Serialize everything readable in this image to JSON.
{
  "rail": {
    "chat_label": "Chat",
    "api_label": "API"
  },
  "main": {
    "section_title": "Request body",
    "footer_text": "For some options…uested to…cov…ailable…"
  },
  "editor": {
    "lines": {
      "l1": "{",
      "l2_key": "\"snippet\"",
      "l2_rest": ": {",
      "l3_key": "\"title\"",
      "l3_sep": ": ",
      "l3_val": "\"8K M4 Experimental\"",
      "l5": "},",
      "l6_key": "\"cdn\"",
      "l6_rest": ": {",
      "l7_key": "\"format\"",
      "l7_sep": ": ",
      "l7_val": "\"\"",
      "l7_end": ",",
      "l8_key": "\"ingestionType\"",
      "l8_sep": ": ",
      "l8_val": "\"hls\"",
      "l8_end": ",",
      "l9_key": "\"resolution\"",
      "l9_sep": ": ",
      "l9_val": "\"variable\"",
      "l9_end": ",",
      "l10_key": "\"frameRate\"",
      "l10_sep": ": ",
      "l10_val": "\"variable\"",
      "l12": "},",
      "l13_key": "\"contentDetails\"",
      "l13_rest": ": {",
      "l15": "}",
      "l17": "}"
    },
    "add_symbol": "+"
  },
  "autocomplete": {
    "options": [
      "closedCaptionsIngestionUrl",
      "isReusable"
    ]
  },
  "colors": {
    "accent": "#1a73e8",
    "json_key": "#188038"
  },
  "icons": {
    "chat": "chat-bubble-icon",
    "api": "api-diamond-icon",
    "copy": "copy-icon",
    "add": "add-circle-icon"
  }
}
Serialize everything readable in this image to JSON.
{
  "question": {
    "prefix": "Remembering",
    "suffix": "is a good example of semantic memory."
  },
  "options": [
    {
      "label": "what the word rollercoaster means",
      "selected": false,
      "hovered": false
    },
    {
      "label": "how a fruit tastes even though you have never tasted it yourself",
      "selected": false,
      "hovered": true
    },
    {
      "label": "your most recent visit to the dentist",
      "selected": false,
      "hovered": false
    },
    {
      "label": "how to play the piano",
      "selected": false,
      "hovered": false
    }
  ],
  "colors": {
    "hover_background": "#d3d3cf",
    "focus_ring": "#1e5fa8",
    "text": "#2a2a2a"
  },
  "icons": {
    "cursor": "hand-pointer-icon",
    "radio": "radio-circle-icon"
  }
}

TASK TO CARRY OUT —
Write out the data exactly as it stands.

TASK SOLUTION —
Serialize everything readable in this image to JSON.
{
  "rail": {
    "chat_label": "Chat",
    "api_label": "API"
  },
  "main": {
    "section_title": "Request body",
    "footer_text": "For some options…uested to…cov…ailable…"
  },
  "editor": {
    "lines": {
      "l1": "{",
      "l2_key": "\"snippet\"",
      "l2_rest": ": {",
      "l3_key": "\"title\"",
      "l3_sep": ": ",
      "l3_val": "\"8K M4 Experimental\"",
      "l5": "},",
      "l6_key": "\"cdn\"",
      "l6_rest": ": {",
      "l7_key": "\"format\"",
      "l7_sep": ": ",
      "l7_val": "\"\"",
      "l7_end": ",",
      "l8_key": "\"ingestionType\"",
      "l8_sep": ": ",
      "l8_val": "\"hls\"",
      "l8_end": ",",
      "l9_key": "\"resolution\"",
      "l9_sep": ": ",
      "l9_val": "\"variable\"",
      "l9_end": ",",
      "l10_key": "\"frameRate\"",
      "l10_sep": ": ",
      "l10_val": "\"variable\"",
      "l12": "},",
      "l13_key": "\"contentDetails\"",
      "l13_rest": ": {",
      "l15": "}",
      "l17": "}"
    },
    "add_symbol": "+"
  },
  "autocomplete": {
    "options": [
      "closedCaptionsIngestionUrl",
      "isReusable"
    ]
  },
  "colors": {
    "accent": "#1a73e8",
    "json_key": "#188038"
  },
  "icons": {
    "chat": "chat-bubble-icon",
    "api": "api-diamond-icon",
    "copy": "copy-icon",
    "add": "add-circle-icon"
  }
}
Serialize everything readable in this image to JSON.
{
  "question": {
    "prefix": "Remembering",
    "suffix": "is a good example of semantic memory."
  },
  "options": [
    {
      "label": "what the word rollercoaster means",
      "selected": false,
      "hovered": false
    },
    {
      "label": "how a fruit tastes even though you have never tasted it yourself",
      "selected": false,
      "hovered": true
    },
    {
      "label": "your most recent visit to the dentist",
      "selected": false,
      "hovered": false
    },
    {
      "label": "how to play the piano",
      "selected": false,
      "hovered": false
    }
  ],
  "colors": {
    "hover_background": "#d3d3cf",
    "focus_ring": "#1e5fa8",
    "text": "#2a2a2a"
  },
  "icons": {
    "cursor": "hand-pointer-icon",
    "radio": "radio-circle-icon"
  }
}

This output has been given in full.